━━ Text extract
Sunday, April 22, 2018



A few folks were trying to envision how one quilts the center of the quilt.  "You need somebody with very long arms?"

We attempted to explain how we roll the boards at two opposite sides of the quilt as we go along.  

I thought these two photos would be informative--they're of the quilt when our show started, and about an hour before the end--six days later.  Hand quilting isn't for the impatient!


Our 30 hand-appliquéd pomegranate blocks were won by Jill.  Congratulations, Jill!  We hope the quilt they'll become will be finished and entered in our show next year!


Thank you for attending our 2018 show and following our blog.  I hope you've enjoyed both.  Dates and information about our 2019 show will be posted here once we begin making plans.

Saturday, April 21, 2018



The Patch Madams is a group of quilting friends.  Every year they select a theme and challenge themselves to create a small quilt inspired by that theme.  

Most years, including this one, you can view and enjoy these creations (and others) hung on the wall above the gorgeous wooden staircase at the southeast corner of the museum.
━━━━
━━ Listing
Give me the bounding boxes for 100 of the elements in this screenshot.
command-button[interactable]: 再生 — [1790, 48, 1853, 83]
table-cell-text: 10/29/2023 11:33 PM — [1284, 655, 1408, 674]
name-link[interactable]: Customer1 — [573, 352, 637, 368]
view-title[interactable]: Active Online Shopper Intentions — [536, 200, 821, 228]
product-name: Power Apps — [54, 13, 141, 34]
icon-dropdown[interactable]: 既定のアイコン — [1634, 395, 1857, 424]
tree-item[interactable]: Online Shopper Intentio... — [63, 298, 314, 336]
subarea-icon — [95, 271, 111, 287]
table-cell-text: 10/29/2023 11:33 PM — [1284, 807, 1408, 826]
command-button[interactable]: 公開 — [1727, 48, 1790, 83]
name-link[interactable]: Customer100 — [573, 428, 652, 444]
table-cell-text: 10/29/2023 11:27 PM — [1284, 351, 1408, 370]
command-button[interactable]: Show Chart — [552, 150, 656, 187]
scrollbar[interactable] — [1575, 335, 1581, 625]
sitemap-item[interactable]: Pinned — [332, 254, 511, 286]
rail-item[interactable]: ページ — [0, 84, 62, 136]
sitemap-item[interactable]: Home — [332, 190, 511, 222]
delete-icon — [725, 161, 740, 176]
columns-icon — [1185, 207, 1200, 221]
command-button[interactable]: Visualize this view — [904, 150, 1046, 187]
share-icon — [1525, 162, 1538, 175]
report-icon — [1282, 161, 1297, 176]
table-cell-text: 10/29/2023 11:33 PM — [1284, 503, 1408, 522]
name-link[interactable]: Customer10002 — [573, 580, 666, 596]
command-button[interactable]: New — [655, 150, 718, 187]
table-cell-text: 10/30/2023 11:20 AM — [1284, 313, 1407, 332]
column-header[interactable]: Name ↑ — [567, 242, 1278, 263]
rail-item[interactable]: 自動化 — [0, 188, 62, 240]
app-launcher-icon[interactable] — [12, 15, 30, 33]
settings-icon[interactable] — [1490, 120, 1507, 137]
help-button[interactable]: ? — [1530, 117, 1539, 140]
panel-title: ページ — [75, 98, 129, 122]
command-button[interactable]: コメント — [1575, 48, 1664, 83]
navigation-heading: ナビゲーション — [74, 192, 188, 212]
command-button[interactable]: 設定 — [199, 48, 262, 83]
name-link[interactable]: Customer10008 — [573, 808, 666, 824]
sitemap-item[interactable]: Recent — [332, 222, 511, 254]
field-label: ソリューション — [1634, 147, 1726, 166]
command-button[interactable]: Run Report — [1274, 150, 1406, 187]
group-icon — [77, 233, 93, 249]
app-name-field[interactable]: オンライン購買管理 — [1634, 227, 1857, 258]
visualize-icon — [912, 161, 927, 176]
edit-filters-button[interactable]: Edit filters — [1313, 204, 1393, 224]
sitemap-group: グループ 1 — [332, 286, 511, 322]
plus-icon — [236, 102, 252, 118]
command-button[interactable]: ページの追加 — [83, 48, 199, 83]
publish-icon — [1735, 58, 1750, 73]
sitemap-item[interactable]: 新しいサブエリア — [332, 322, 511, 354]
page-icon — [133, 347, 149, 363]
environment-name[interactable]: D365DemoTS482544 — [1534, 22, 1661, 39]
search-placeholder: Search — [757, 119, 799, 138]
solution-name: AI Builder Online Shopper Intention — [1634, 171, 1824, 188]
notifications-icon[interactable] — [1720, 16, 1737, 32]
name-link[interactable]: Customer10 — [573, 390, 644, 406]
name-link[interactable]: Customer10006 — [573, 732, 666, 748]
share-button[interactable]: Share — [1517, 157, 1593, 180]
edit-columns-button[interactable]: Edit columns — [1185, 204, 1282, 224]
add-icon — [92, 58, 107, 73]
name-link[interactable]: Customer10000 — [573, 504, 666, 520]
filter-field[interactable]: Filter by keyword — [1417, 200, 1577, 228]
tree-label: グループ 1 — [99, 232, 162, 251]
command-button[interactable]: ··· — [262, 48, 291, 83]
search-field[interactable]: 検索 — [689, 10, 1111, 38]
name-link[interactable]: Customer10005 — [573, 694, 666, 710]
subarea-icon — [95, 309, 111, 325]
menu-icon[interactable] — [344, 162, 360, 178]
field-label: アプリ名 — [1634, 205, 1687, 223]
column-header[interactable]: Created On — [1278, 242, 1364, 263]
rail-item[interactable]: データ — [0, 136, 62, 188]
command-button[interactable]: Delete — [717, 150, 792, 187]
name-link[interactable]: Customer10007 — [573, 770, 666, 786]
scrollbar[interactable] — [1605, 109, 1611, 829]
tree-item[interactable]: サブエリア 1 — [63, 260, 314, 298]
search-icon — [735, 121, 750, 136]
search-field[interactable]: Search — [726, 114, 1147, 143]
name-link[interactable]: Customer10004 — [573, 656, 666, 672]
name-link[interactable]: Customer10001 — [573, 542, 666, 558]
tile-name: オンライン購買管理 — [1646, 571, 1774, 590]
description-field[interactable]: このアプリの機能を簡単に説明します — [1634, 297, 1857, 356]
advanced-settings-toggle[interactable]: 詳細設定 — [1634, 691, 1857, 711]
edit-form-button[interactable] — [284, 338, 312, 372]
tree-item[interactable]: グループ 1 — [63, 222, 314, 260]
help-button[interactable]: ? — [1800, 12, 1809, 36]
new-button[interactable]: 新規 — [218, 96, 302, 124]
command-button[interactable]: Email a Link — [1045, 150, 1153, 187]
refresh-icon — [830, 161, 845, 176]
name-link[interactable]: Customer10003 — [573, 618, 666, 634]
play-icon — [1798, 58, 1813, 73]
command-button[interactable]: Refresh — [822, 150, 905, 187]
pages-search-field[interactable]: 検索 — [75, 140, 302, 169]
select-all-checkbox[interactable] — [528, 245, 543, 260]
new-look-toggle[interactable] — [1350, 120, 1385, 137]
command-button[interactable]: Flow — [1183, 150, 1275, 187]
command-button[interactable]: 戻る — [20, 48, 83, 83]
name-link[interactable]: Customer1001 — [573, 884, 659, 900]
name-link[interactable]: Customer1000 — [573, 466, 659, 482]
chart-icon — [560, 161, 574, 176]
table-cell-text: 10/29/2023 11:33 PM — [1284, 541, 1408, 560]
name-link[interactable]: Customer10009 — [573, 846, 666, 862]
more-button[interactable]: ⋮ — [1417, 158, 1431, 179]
━━━━
# [Task requirements]
(a) Copy verbatim the passage of the quilt show blog that begins at the words "The Patch Madams" and stops after "of the museum.".
(b) Summarize the quilt show blog in two sentences.

# [The solutions]
(a)
The Patch Madams is a group of quilting friends.  Every year they select a theme and challenge themselves to create a small quilt inspired by that theme.  

Most years, including this one, you can view and enjoy these creations (and others) hung on the wall above the gorgeous wooden staircase at the southeast corner of the museum.

(b) The April 22, 2018 post explains that the center of a quilt is reached by rolling the boards at two opposite sides as the work goes along, offers photos of the quilt at the start of the show and about an hour before its end six days later, and announces that Jill won the 30 hand-appliquéd pomegranate blocks. The April 21 post describes the Patch Madams, a group of quilting friends who each year choose a theme and make small quilts inspired by it, which in most years hang above the wooden staircase at the southeast corner of the museum.